Data excerpts.
※ ※ ※

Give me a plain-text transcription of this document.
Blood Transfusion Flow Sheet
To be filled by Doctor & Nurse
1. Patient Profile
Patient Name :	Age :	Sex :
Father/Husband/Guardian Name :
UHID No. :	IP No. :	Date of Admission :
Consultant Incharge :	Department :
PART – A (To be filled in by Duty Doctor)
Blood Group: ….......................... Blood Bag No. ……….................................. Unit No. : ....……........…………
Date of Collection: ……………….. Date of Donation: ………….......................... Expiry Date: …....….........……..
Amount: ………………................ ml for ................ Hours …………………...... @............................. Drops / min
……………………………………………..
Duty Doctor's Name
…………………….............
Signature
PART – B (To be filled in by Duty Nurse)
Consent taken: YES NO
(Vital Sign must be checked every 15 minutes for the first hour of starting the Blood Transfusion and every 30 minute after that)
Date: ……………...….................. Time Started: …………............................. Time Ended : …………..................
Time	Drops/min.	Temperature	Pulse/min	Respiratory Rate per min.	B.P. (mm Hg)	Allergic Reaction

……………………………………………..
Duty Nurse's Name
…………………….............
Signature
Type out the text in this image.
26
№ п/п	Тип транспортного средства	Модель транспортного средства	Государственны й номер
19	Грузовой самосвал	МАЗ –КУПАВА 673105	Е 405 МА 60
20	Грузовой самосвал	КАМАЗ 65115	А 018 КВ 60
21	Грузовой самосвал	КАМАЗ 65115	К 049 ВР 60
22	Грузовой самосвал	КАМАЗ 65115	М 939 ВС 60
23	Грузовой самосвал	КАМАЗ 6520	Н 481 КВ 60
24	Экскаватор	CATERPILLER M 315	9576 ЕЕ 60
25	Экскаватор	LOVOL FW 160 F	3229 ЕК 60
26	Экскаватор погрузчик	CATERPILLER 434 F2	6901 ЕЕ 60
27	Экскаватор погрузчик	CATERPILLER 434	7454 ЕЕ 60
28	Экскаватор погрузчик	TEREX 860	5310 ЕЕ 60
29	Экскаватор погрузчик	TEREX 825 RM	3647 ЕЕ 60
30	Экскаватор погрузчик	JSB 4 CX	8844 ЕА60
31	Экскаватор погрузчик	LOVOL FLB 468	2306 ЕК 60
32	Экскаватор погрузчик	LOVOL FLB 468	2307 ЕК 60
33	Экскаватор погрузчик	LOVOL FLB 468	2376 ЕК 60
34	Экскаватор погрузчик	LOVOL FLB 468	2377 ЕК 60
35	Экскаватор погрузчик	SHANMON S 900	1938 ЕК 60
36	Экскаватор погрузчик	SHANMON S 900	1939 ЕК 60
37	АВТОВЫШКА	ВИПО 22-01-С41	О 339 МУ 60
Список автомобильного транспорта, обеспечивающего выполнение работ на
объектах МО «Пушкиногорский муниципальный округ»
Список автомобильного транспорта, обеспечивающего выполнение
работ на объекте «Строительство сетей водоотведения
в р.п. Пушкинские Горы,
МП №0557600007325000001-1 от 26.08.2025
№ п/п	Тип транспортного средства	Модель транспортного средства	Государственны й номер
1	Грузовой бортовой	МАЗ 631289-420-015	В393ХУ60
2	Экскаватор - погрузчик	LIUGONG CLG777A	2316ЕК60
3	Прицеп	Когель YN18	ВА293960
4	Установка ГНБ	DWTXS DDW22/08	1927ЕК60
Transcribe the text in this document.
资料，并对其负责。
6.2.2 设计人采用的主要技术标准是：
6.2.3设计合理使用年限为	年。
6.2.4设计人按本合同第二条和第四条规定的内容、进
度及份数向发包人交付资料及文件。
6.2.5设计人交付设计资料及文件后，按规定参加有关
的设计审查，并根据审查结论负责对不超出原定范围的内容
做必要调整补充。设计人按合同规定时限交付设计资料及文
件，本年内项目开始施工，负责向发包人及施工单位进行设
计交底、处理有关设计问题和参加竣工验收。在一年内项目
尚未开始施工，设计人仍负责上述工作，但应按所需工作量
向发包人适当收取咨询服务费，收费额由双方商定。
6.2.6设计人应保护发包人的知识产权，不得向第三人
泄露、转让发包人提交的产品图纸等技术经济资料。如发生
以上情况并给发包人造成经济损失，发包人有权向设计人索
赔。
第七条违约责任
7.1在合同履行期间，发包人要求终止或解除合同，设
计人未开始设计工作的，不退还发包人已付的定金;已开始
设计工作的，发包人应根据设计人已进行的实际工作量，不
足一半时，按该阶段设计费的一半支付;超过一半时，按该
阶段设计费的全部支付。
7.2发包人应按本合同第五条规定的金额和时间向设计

※ ※ ※

What you have to do.
How many of the lines in the listing above hold the word "выполнение"? Report only that figure.

Result of this exercise.
2